DO THIS: Extract the text of every entry below exactly; leave images out.

MATERIAL FOR THIS TASK:
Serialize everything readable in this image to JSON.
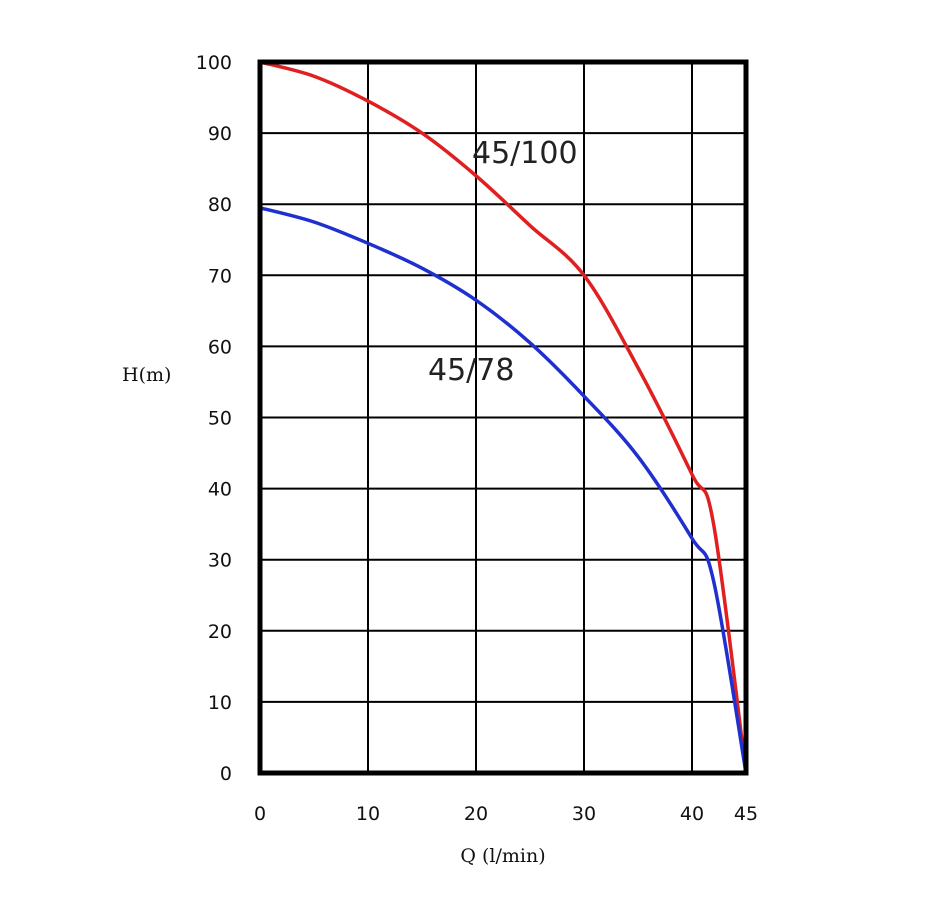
{
  "chart_data": {
    "type": "line",
    "xlabel": "Q (l/min)",
    "ylabel": "H(m)",
    "xlim": [
      0,
      45
    ],
    "ylim": [
      0,
      100
    ],
    "x_ticks": [
      "0",
      "10",
      "20",
      "30",
      "40",
      "45"
    ],
    "y_ticks": [
      "0",
      "10",
      "20",
      "30",
      "40",
      "50",
      "60",
      "70",
      "80",
      "90",
      "100"
    ],
    "grid": true,
    "series": [
      {
        "name": "45/100",
        "color": "#e02020",
        "x": [
          0,
          5,
          10,
          15,
          20,
          25,
          30,
          35,
          40,
          42,
          45
        ],
        "y": [
          100,
          98,
          94.5,
          90,
          84,
          77,
          70,
          57,
          42,
          35,
          0
        ]
      },
      {
        "name": "45/78",
        "color": "#1f2fd0",
        "x": [
          0,
          5,
          10,
          15,
          20,
          25,
          30,
          35,
          40,
          42,
          45
        ],
        "y": [
          79.5,
          77.5,
          74.5,
          71,
          66.5,
          60.5,
          53,
          44.5,
          33,
          27,
          0
        ]
      }
    ]
  }
}
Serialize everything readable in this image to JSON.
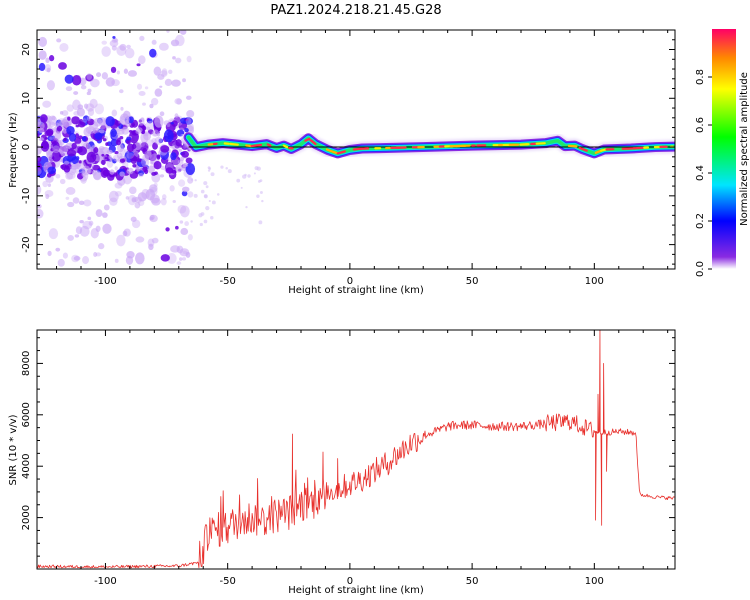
{
  "title": "PAZ1.2024.218.21.45.G28",
  "colors": {
    "snr_line": "#e8302c",
    "band_core": "#e8483c",
    "scatter": "#8a2be2"
  },
  "chart_data": [
    {
      "type": "heatmap",
      "xlabel": "Height of straight line (km)",
      "ylabel": "Frequency (Hz)",
      "xlim": [
        -128,
        133
      ],
      "ylim": [
        -25,
        24
      ],
      "x_ticks": [
        -100,
        -50,
        0,
        50,
        100
      ],
      "y_ticks": [
        -20,
        -10,
        0,
        10,
        20
      ],
      "colorbar": {
        "label": "Normalized spectral amplitude",
        "range": [
          0,
          1
        ],
        "ticks": [
          0.0,
          0.2,
          0.4,
          0.6,
          0.8
        ],
        "tick_labels": [
          "0.0",
          "0.2",
          "0.4",
          "0.6",
          "0.8"
        ],
        "colormap": "gist_rainbow"
      },
      "reference_line_hz": 0,
      "band_center": [
        [
          -66,
          2
        ],
        [
          -63,
          0
        ],
        [
          -58,
          0.5
        ],
        [
          -52,
          0.8
        ],
        [
          -46,
          0.5
        ],
        [
          -40,
          0.2
        ],
        [
          -34,
          0.6
        ],
        [
          -30,
          -0.2
        ],
        [
          -27,
          0.3
        ],
        [
          -24,
          -0.4
        ],
        [
          -20,
          0.6
        ],
        [
          -17,
          1.8
        ],
        [
          -14,
          0.6
        ],
        [
          -9,
          -0.6
        ],
        [
          -5,
          -1.3
        ],
        [
          0,
          -0.6
        ],
        [
          5,
          -0.3
        ],
        [
          15,
          -0.2
        ],
        [
          30,
          0
        ],
        [
          50,
          0.3
        ],
        [
          70,
          0.5
        ],
        [
          80,
          0.8
        ],
        [
          85,
          1.3
        ],
        [
          88,
          0.2
        ],
        [
          92,
          0.3
        ],
        [
          95,
          -0.4
        ],
        [
          100,
          -1.3
        ],
        [
          104,
          -0.5
        ],
        [
          115,
          -0.3
        ],
        [
          125,
          0
        ],
        [
          133,
          0.1
        ]
      ],
      "scatter_region_km": [
        -128,
        -65
      ]
    },
    {
      "type": "line",
      "xlabel": "Height of straight line (km)",
      "ylabel": "SNR (10 * v/v)",
      "xlim": [
        -128,
        133
      ],
      "ylim": [
        0,
        9300
      ],
      "x_ticks": [
        -100,
        -50,
        0,
        50,
        100
      ],
      "y_ticks": [
        2000,
        4000,
        6000,
        8000
      ],
      "series": [
        {
          "values": [
            [
              -128,
              100
            ],
            [
              -100,
              80
            ],
            [
              -70,
              120
            ],
            [
              -62,
              250
            ],
            [
              -58,
              1300
            ],
            [
              -55,
              1500
            ],
            [
              -50,
              1600
            ],
            [
              -45,
              1900
            ],
            [
              -40,
              2000
            ],
            [
              -35,
              1900
            ],
            [
              -30,
              2100
            ],
            [
              -25,
              2200
            ],
            [
              -20,
              2500
            ],
            [
              -15,
              2600
            ],
            [
              -10,
              3000
            ],
            [
              -5,
              3100
            ],
            [
              0,
              3300
            ],
            [
              5,
              3500
            ],
            [
              10,
              3800
            ],
            [
              15,
              4100
            ],
            [
              20,
              4500
            ],
            [
              25,
              4900
            ],
            [
              30,
              5200
            ],
            [
              35,
              5350
            ],
            [
              40,
              5550
            ],
            [
              45,
              5600
            ],
            [
              50,
              5600
            ],
            [
              60,
              5550
            ],
            [
              70,
              5550
            ],
            [
              80,
              5650
            ],
            [
              90,
              5750
            ],
            [
              96,
              5500
            ],
            [
              102,
              5300
            ],
            [
              110,
              5350
            ],
            [
              117,
              5300
            ],
            [
              118.5,
              2900
            ],
            [
              125,
              2800
            ],
            [
              133,
              2750
            ]
          ],
          "spikes": [
            [
              -23.5,
              5250
            ],
            [
              -11,
              4550
            ],
            [
              -5,
              4300
            ],
            [
              100.5,
              1900
            ],
            [
              101.5,
              6800
            ],
            [
              102.3,
              9300
            ],
            [
              103,
              1700
            ],
            [
              103.8,
              8000
            ],
            [
              105,
              3800
            ]
          ]
        }
      ]
    }
  ]
}
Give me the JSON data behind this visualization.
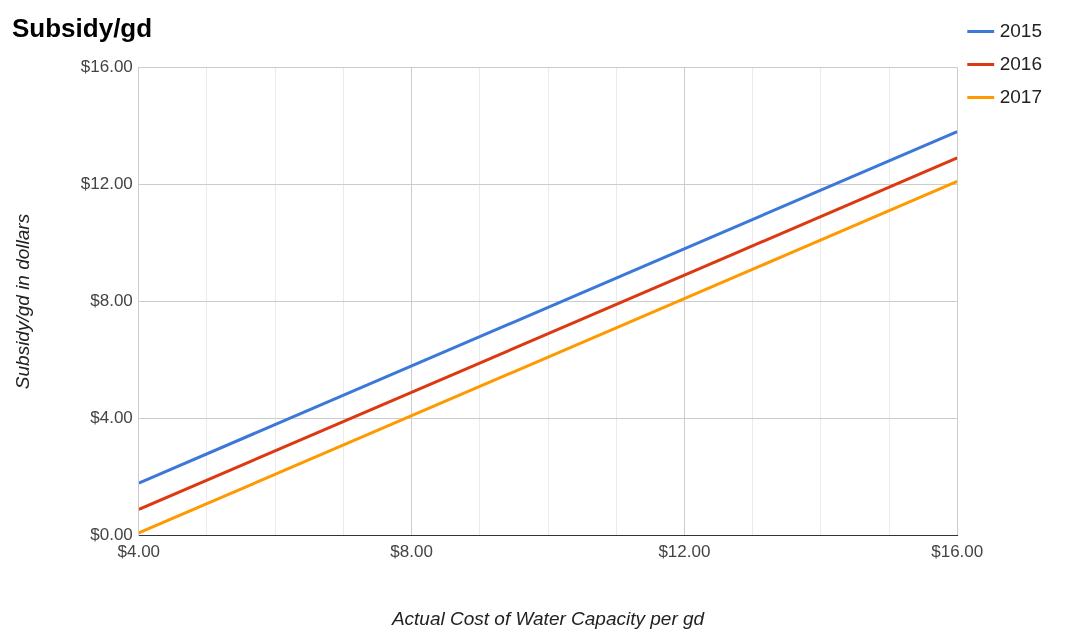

WRITTEN RESPONSE:
Serialize everything readable in this image to JSON.
{
  "chart_data": {
    "type": "line",
    "xlabel": "Q (l/min)",
    "ylabel": "H(m)",
    "xlim": [
      0,
      45
    ],
    "ylim": [
      0,
      100
    ],
    "x_ticks": [
      "0",
      "10",
      "20",
      "30",
      "40",
      "45"
    ],
    "y_ticks": [
      "0",
      "10",
      "20",
      "30",
      "40",
      "50",
      "60",
      "70",
      "80",
      "90",
      "100"
    ],
    "grid": true,
    "series": [
      {
        "name": "45/100",
        "color": "#e02020",
        "x": [
          0,
          5,
          10,
          15,
          20,
          25,
          30,
          35,
          40,
          42,
          45
        ],
        "y": [
          100,
          98,
          94.5,
          90,
          84,
          77,
          70,
          57,
          42,
          35,
          0
        ]
      },
      {
        "name": "45/78",
        "color": "#1f2fd0",
        "x": [
          0,
          5,
          10,
          15,
          20,
          25,
          30,
          35,
          40,
          42,
          45
        ],
        "y": [
          79.5,
          77.5,
          74.5,
          71,
          66.5,
          60.5,
          53,
          44.5,
          33,
          27,
          0
        ]
      }
    ]
  }
}
Serialize everything readable in this image to JSON.
{
  "title": "PAZ1.2024.218.21.45.G28",
  "colors": {
    "snr_line": "#e8302c",
    "band_core": "#e8483c",
    "scatter": "#8a2be2"
  },
  "chart_data": [
    {
      "type": "heatmap",
      "xlabel": "Height of straight line (km)",
      "ylabel": "Frequency (Hz)",
      "xlim": [
        -128,
        133
      ],
      "ylim": [
        -25,
        24
      ],
      "x_ticks": [
        -100,
        -50,
        0,
        50,
        100
      ],
      "y_ticks": [
        -20,
        -10,
        0,
        10,
        20
      ],
      "colorbar": {
        "label": "Normalized spectral amplitude",
        "range": [
          0,
          1
        ],
        "ticks": [
          0.0,
          0.2,
          0.4,
          0.6,
          0.8
        ],
        "tick_labels": [
          "0.0",
          "0.2",
          "0.4",
          "0.6",
          "0.8"
        ],
        "colormap": "gist_rainbow"
      },
      "reference_line_hz": 0,
      "band_center": [
        [
          -66,
          2
        ],
        [
          -63,
          0
        ],
        [
          -58,
          0.5
        ],
        [
          -52,
          0.8
        ],
        [
          -46,
          0.5
        ],
        [
          -40,
          0.2
        ],
        [
          -34,
          0.6
        ],
        [
          -30,
          -0.2
        ],
        [
          -27,
          0.3
        ],
        [
          -24,
          -0.4
        ],
        [
          -20,
          0.6
        ],
        [
          -17,
          1.8
        ],
        [
          -14,
          0.6
        ],
        [
          -9,
          -0.6
        ],
        [
          -5,
          -1.3
        ],
        [
          0,
          -0.6
        ],
        [
          5,
          -0.3
        ],
        [
          15,
          -0.2
        ],
        [
          30,
          0
        ],
        [
          50,
          0.3
        ],
        [
          70,
          0.5
        ],
        [
          80,
          0.8
        ],
        [
          85,
          1.3
        ],
        [
          88,
          0.2
        ],
        [
          92,
          0.3
        ],
        [
          95,
          -0.4
        ],
        [
          100,
          -1.3
        ],
        [
          104,
          -0.5
        ],
        [
          115,
          -0.3
        ],
        [
          125,
          0
        ],
        [
          133,
          0.1
        ]
      ],
      "scatter_region_km": [
        -128,
        -65
      ]
    },
    {
      "type": "line",
      "xlabel": "Height of straight line (km)",
      "ylabel": "SNR (10 * v/v)",
      "xlim": [
        -128,
        133
      ],
      "ylim": [
        0,
        9300
      ],
      "x_ticks": [
        -100,
        -50,
        0,
        50,
        100
      ],
      "y_ticks": [
        2000,
        4000,
        6000,
        8000
      ],
      "series": [
        {
          "values": [
            [
              -128,
              100
            ],
            [
              -100,
              80
            ],
            [
              -70,
              120
            ],
            [
              -62,
              250
            ],
            [
              -58,
              1300
            ],
            [
              -55,
              1500
            ],
            [
              -50,
              1600
            ],
            [
              -45,
              1900
            ],
            [
              -40,
              2000
            ],
            [
              -35,
              1900
            ],
            [
              -30,
              2100
            ],
            [
              -25,
              2200
            ],
            [
              -20,
              2500
            ],
            [
              -15,
              2600
            ],
            [
              -10,
              3000
            ],
            [
              -5,
              3100
            ],
            [
              0,
              3300
            ],
            [
              5,
              3500
            ],
            [
              10,
              3800
            ],
            [
              15,
              4100
            ],
            [
              20,
              4500
            ],
            [
              25,
              4900
            ],
            [
              30,
              5200
            ],
            [
              35,
              5350
            ],
            [
              40,
              5550
            ],
            [
              45,
              5600
            ],
            [
              50,
              5600
            ],
            [
              60,
              5550
            ],
            [
              70,
              5550
            ],
            [
              80,
              5650
            ],
            [
              90,
              5750
            ],
            [
              96,
              5500
            ],
            [
              102,
              5300
            ],
            [
              110,
              5350
            ],
            [
              117,
              5300
            ],
            [
              118.5,
              2900
            ],
            [
              125,
              2800
            ],
            [
              133,
              2750
            ]
          ],
          "spikes": [
            [
              -23.5,
              5250
            ],
            [
              -11,
              4550
            ],
            [
              -5,
              4300
            ],
            [
              100.5,
              1900
            ],
            [
              101.5,
              6800
            ],
            [
              102.3,
              9300
            ],
            [
              103,
              1700
            ],
            [
              103.8,
              8000
            ],
            [
              105,
              3800
            ]
          ]
        }
      ]
    }
  ]
}
Give me the JSON data behind this visualization.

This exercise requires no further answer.